== Objective ==
The records below are to be repeated in full, exactly as they are.

[Saved data entries]

********

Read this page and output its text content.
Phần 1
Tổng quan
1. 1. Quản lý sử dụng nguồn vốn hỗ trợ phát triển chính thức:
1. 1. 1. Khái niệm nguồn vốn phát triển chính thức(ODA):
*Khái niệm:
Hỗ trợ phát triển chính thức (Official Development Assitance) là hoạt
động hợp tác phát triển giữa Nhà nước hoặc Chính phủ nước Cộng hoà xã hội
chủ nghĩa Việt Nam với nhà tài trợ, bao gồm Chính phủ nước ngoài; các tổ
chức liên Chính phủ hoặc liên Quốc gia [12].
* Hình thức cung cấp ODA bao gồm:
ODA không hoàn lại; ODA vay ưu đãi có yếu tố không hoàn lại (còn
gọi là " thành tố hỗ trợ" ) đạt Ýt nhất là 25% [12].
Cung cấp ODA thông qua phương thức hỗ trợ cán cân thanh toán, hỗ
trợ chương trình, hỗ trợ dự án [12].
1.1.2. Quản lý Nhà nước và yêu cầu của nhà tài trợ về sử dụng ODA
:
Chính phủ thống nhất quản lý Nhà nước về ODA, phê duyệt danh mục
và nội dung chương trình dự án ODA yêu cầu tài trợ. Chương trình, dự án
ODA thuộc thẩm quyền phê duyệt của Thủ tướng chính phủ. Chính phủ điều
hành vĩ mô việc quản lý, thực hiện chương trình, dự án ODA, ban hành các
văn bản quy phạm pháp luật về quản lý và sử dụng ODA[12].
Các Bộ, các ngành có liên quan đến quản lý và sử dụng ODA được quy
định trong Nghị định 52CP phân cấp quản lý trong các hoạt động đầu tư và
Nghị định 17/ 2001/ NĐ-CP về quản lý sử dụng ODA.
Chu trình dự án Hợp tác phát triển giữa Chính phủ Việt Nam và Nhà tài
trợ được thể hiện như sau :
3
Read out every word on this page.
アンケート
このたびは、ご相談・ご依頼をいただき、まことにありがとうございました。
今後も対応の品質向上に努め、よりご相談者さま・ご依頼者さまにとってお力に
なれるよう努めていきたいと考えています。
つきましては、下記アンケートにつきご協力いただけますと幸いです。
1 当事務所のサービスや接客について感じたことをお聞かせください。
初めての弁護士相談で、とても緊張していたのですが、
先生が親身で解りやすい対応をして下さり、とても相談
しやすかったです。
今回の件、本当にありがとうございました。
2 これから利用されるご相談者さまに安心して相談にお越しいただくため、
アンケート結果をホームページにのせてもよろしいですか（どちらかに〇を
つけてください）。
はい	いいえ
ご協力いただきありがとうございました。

********

== Task response ==
Read this page and output its text content.
Phần 1
Tổng quan
1. 1. Quản lý sử dụng nguồn vốn hỗ trợ phát triển chính thức:
1. 1. 1. Khái niệm nguồn vốn phát triển chính thức(ODA):
*Khái niệm:
Hỗ trợ phát triển chính thức (Official Development Assitance) là hoạt
động hợp tác phát triển giữa Nhà nước hoặc Chính phủ nước Cộng hoà xã hội
chủ nghĩa Việt Nam với nhà tài trợ, bao gồm Chính phủ nước ngoài; các tổ
chức liên Chính phủ hoặc liên Quốc gia [12].
* Hình thức cung cấp ODA bao gồm:
ODA không hoàn lại; ODA vay ưu đãi có yếu tố không hoàn lại (còn
gọi là " thành tố hỗ trợ" ) đạt Ýt nhất là 25% [12].
Cung cấp ODA thông qua phương thức hỗ trợ cán cân thanh toán, hỗ
trợ chương trình, hỗ trợ dự án [12].
1.1.2. Quản lý Nhà nước và yêu cầu của nhà tài trợ về sử dụng ODA
:
Chính phủ thống nhất quản lý Nhà nước về ODA, phê duyệt danh mục
và nội dung chương trình dự án ODA yêu cầu tài trợ. Chương trình, dự án
ODA thuộc thẩm quyền phê duyệt của Thủ tướng chính phủ. Chính phủ điều
hành vĩ mô việc quản lý, thực hiện chương trình, dự án ODA, ban hành các
văn bản quy phạm pháp luật về quản lý và sử dụng ODA[12].
Các Bộ, các ngành có liên quan đến quản lý và sử dụng ODA được quy
định trong Nghị định 52CP phân cấp quản lý trong các hoạt động đầu tư và
Nghị định 17/ 2001/ NĐ-CP về quản lý sử dụng ODA.
Chu trình dự án Hợp tác phát triển giữa Chính phủ Việt Nam và Nhà tài
trợ được thể hiện như sau :
3
Read out every word on this page.
アンケート
このたびは、ご相談・ご依頼をいただき、まことにありがとうございました。
今後も対応の品質向上に努め、よりご相談者さま・ご依頼者さまにとってお力に
なれるよう努めていきたいと考えています。
つきましては、下記アンケートにつきご協力いただけますと幸いです。
1 当事務所のサービスや接客について感じたことをお聞かせください。
初めての弁護士相談で、とても緊張していたのですが、
先生が親身で解りやすい対応をして下さり、とても相談
しやすかったです。
今回の件、本当にありがとうございました。
2 これから利用されるご相談者さまに安心して相談にお越しいただくため、
アンケート結果をホームページにのせてもよろしいですか（どちらかに〇を
つけてください）。
はい	いいえ
ご協力いただきありがとうございました。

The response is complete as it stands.